[Begin]
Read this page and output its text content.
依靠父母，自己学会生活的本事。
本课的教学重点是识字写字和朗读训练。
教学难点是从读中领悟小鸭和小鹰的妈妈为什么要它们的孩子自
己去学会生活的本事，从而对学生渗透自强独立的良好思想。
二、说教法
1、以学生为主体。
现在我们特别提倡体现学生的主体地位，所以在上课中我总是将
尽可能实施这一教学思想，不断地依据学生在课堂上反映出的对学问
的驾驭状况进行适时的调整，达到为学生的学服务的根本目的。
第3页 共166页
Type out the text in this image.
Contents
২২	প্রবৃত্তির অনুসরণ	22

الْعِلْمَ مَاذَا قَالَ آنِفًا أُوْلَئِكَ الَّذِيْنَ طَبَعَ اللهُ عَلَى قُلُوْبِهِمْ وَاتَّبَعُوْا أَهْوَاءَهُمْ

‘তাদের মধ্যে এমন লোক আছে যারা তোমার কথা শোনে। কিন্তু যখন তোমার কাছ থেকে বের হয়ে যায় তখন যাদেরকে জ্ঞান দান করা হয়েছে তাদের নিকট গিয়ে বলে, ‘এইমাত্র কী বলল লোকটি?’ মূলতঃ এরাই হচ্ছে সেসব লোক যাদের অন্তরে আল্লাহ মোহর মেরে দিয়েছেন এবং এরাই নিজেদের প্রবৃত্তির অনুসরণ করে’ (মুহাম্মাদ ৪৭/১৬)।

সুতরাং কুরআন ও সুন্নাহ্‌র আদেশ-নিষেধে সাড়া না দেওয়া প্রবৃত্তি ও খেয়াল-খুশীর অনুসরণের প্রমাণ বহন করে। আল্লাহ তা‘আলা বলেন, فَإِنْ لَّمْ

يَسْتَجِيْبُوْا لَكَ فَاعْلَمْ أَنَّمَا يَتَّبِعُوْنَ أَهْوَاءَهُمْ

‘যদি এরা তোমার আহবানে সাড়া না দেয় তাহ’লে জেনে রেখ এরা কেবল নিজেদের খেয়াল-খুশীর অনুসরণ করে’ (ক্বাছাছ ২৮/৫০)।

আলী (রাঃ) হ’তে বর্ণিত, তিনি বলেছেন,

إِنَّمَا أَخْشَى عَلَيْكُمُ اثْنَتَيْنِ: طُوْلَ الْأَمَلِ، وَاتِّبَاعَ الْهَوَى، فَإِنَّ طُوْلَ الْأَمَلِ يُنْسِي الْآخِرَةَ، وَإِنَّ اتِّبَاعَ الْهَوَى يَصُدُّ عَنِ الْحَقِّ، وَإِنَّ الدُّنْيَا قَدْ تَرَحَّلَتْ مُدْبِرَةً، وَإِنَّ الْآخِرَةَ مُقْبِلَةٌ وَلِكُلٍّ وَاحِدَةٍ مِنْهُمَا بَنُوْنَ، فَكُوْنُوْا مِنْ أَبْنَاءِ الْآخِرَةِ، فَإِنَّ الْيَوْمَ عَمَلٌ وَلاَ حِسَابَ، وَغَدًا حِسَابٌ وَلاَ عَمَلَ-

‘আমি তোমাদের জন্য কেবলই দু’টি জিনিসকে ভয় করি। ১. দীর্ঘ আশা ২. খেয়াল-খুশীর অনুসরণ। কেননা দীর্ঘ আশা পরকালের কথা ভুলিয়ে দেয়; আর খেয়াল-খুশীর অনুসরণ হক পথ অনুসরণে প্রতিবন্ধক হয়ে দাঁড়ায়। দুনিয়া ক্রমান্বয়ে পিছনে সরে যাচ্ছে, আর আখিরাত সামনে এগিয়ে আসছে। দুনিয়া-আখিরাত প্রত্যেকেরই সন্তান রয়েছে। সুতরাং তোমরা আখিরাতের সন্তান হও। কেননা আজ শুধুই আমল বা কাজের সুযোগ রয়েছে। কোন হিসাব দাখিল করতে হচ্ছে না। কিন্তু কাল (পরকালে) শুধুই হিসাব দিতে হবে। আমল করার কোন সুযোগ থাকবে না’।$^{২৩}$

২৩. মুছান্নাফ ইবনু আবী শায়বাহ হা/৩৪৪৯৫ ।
[End]
#### Task requirements:
Copy each line of the data that contains the word "text".

#### Final result:
Read this page and output its text content.
Type out the text in this image.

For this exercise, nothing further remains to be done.